▶ _Dataset content_
•••

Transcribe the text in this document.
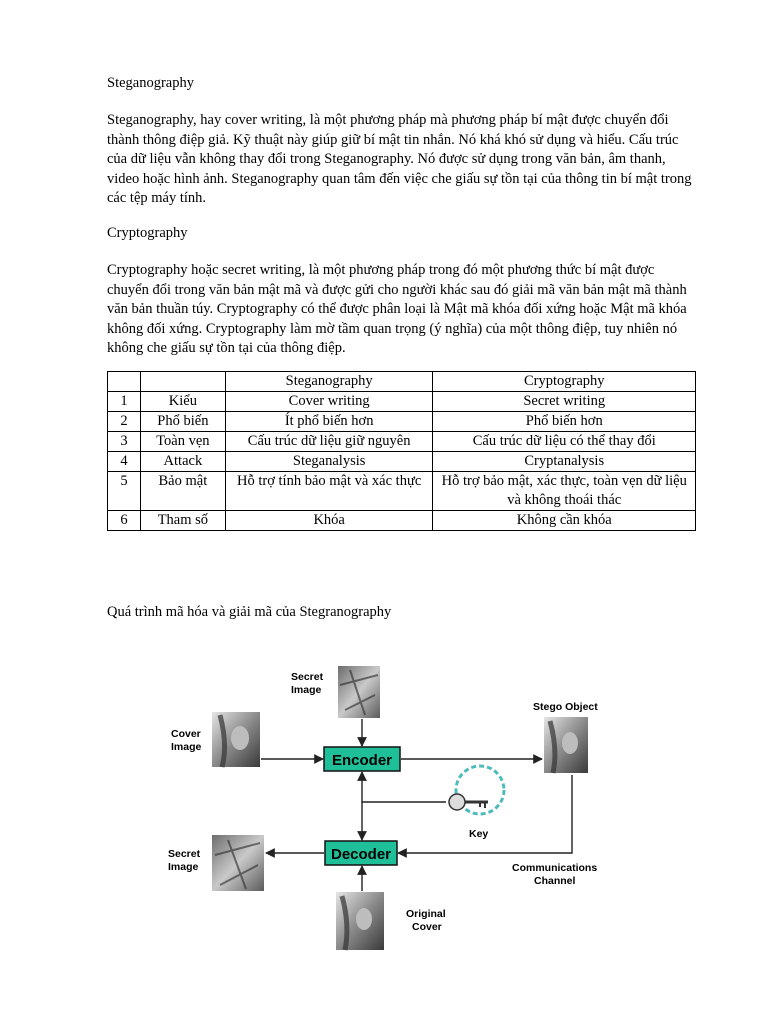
Steganography

Steganography, hay cover writing, là một phương pháp mà phương pháp bí mật được chuyển đổi thành thông điệp giả. Kỹ thuật này giúp giữ bí mật tin nhắn. Nó khá khó sử dụng và hiểu. Cấu trúc của dữ liệu vẫn không thay đổi trong Steganography. Nó được sử dụng trong văn bản, âm thanh, video hoặc hình ảnh. Steganography quan tâm đến việc che giấu sự tồn tại của thông tin bí mật trong các tệp máy tính.

Cryptography

Cryptography hoặc secret writing, là một phương pháp trong đó một phương thức bí mật được chuyển đổi trong văn bản mật mã và được gửi cho người khác sau đó giải mã văn bản mật mã thành văn bản thuần túy. Cryptography có thể được phân loại là Mật mã khóa đối xứng hoặc Mật mã khóa không đối xứng. Cryptography làm mờ tầm quan trọng (ý nghĩa) của một thông điệp, tuy nhiên nó không che giấu sự tồn tại của thông điệp.

		Steganography	Cryptography
1	Kiểu	Cover writing	Secret writing
2	Phổ biến	Ít phổ biến hơn	Phổ biến hơn
3	Toàn vẹn	Cấu trúc dữ liệu giữ nguyên	Cấu trúc dữ liệu có thể thay đổi
4	Attack	Steganalysis	Cryptanalysis
5	Bảo mật	Hỗ trợ tính bảo mật và xác thực	Hỗ trợ bảo mật, xác thực, toàn vẹn dữ liệu và không thoái thác
6	Tham số	Khóa	Không cần khóa

Quá trình mã hóa và giải mã của Stegranography

Encoder
Decoder
Secret
Image
Cover
Image
Stego Object
Key
Secret
Image	Communications
Channel
Original
Cover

•••

Copy all the entries word for word. Omit any pictures.

Transcribe the text in this document.
Steganography

Steganography, hay cover writing, là một phương pháp mà phương pháp bí mật được chuyển đổi thành thông điệp giả. Kỹ thuật này giúp giữ bí mật tin nhắn. Nó khá khó sử dụng và hiểu. Cấu trúc của dữ liệu vẫn không thay đổi trong Steganography. Nó được sử dụng trong văn bản, âm thanh, video hoặc hình ảnh. Steganography quan tâm đến việc che giấu sự tồn tại của thông tin bí mật trong các tệp máy tính.

Cryptography

Cryptography hoặc secret writing, là một phương pháp trong đó một phương thức bí mật được chuyển đổi trong văn bản mật mã và được gửi cho người khác sau đó giải mã văn bản mật mã thành văn bản thuần túy. Cryptography có thể được phân loại là Mật mã khóa đối xứng hoặc Mật mã khóa không đối xứng. Cryptography làm mờ tầm quan trọng (ý nghĩa) của một thông điệp, tuy nhiên nó không che giấu sự tồn tại của thông điệp.

		Steganography	Cryptography
1	Kiểu	Cover writing	Secret writing
2	Phổ biến	Ít phổ biến hơn	Phổ biến hơn
3	Toàn vẹn	Cấu trúc dữ liệu giữ nguyên	Cấu trúc dữ liệu có thể thay đổi
4	Attack	Steganalysis	Cryptanalysis
5	Bảo mật	Hỗ trợ tính bảo mật và xác thực	Hỗ trợ bảo mật, xác thực, toàn vẹn dữ liệu và không thoái thác
6	Tham số	Khóa	Không cần khóa

Quá trình mã hóa và giải mã của Stegranography

Encoder
Decoder
Secret
Image
Cover
Image
Stego Object
Key
Secret
Image	Communications
Channel
Original
Cover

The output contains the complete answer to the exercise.